--- Begin ---

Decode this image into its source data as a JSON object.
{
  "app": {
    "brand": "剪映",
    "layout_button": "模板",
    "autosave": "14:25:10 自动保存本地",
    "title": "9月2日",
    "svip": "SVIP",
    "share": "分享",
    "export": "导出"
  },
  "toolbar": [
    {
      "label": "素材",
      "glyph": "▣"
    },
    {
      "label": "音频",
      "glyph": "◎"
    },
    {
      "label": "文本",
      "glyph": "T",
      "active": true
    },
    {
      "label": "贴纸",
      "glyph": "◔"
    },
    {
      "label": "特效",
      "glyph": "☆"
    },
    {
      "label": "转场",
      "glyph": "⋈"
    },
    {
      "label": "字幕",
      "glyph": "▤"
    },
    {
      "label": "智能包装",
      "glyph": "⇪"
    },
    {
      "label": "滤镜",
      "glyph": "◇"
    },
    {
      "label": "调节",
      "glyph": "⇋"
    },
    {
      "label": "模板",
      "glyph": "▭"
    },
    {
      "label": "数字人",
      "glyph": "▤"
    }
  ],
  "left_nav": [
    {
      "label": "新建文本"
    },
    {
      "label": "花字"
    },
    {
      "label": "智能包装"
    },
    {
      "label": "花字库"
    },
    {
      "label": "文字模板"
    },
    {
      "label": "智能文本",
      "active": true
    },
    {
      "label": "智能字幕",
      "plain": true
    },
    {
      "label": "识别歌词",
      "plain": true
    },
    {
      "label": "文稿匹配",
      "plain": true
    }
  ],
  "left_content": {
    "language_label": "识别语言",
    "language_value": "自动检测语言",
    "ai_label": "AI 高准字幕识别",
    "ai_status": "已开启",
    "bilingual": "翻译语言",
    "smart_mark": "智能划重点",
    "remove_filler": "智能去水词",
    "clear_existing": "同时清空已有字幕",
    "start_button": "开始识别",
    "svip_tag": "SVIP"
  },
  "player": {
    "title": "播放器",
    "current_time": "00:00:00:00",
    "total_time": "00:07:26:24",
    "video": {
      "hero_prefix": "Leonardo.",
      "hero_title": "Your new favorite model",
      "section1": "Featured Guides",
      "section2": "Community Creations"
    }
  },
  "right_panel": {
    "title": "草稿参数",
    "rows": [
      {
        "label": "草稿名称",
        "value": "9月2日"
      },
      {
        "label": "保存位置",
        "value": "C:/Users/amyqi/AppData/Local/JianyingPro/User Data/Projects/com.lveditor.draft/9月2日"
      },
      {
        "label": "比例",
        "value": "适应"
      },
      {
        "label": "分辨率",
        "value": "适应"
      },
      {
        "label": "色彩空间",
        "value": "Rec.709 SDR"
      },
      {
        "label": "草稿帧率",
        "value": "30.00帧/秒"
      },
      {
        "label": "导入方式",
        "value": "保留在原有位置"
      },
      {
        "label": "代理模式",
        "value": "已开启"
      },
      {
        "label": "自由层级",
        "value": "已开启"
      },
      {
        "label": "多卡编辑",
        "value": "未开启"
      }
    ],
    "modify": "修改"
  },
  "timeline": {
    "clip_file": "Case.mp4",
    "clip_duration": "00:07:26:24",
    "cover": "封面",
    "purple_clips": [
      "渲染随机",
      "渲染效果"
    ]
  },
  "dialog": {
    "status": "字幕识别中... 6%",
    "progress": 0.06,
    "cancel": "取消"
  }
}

--- End ---

Repeat the entries shown above, every one, word for word.

Decode this image into its source data as a JSON object.
{
  "app": {
    "brand": "剪映",
    "layout_button": "模板",
    "autosave": "14:25:10 自动保存本地",
    "title": "9月2日",
    "svip": "SVIP",
    "share": "分享",
    "export": "导出"
  },
  "toolbar": [
    {
      "label": "素材",
      "glyph": "▣"
    },
    {
      "label": "音频",
      "glyph": "◎"
    },
    {
      "label": "文本",
      "glyph": "T",
      "active": true
    },
    {
      "label": "贴纸",
      "glyph": "◔"
    },
    {
      "label": "特效",
      "glyph": "☆"
    },
    {
      "label": "转场",
      "glyph": "⋈"
    },
    {
      "label": "字幕",
      "glyph": "▤"
    },
    {
      "label": "智能包装",
      "glyph": "⇪"
    },
    {
      "label": "滤镜",
      "glyph": "◇"
    },
    {
      "label": "调节",
      "glyph": "⇋"
    },
    {
      "label": "模板",
      "glyph": "▭"
    },
    {
      "label": "数字人",
      "glyph": "▤"
    }
  ],
  "left_nav": [
    {
      "label": "新建文本"
    },
    {
      "label": "花字"
    },
    {
      "label": "智能包装"
    },
    {
      "label": "花字库"
    },
    {
      "label": "文字模板"
    },
    {
      "label": "智能文本",
      "active": true
    },
    {
      "label": "智能字幕",
      "plain": true
    },
    {
      "label": "识别歌词",
      "plain": true
    },
    {
      "label": "文稿匹配",
      "plain": true
    }
  ],
  "left_content": {
    "language_label": "识别语言",
    "language_value": "自动检测语言",
    "ai_label": "AI 高准字幕识别",
    "ai_status": "已开启",
    "bilingual": "翻译语言",
    "smart_mark": "智能划重点",
    "remove_filler": "智能去水词",
    "clear_existing": "同时清空已有字幕",
    "start_button": "开始识别",
    "svip_tag": "SVIP"
  },
  "player": {
    "title": "播放器",
    "current_time": "00:00:00:00",
    "total_time": "00:07:26:24",
    "video": {
      "hero_prefix": "Leonardo.",
      "hero_title": "Your new favorite model",
      "section1": "Featured Guides",
      "section2": "Community Creations"
    }
  },
  "right_panel": {
    "title": "草稿参数",
    "rows": [
      {
        "label": "草稿名称",
        "value": "9月2日"
      },
      {
        "label": "保存位置",
        "value": "C:/Users/amyqi/AppData/Local/JianyingPro/User Data/Projects/com.lveditor.draft/9月2日"
      },
      {
        "label": "比例",
        "value": "适应"
      },
      {
        "label": "分辨率",
        "value": "适应"
      },
      {
        "label": "色彩空间",
        "value": "Rec.709 SDR"
      },
      {
        "label": "草稿帧率",
        "value": "30.00帧/秒"
      },
      {
        "label": "导入方式",
        "value": "保留在原有位置"
      },
      {
        "label": "代理模式",
        "value": "已开启"
      },
      {
        "label": "自由层级",
        "value": "已开启"
      },
      {
        "label": "多卡编辑",
        "value": "未开启"
      }
    ],
    "modify": "修改"
  },
  "timeline": {
    "clip_file": "Case.mp4",
    "clip_duration": "00:07:26:24",
    "cover": "封面",
    "purple_clips": [
      "渲染随机",
      "渲染效果"
    ]
  },
  "dialog": {
    "status": "字幕识别中... 6%",
    "progress": 0.06,
    "cancel": "取消"
  }
}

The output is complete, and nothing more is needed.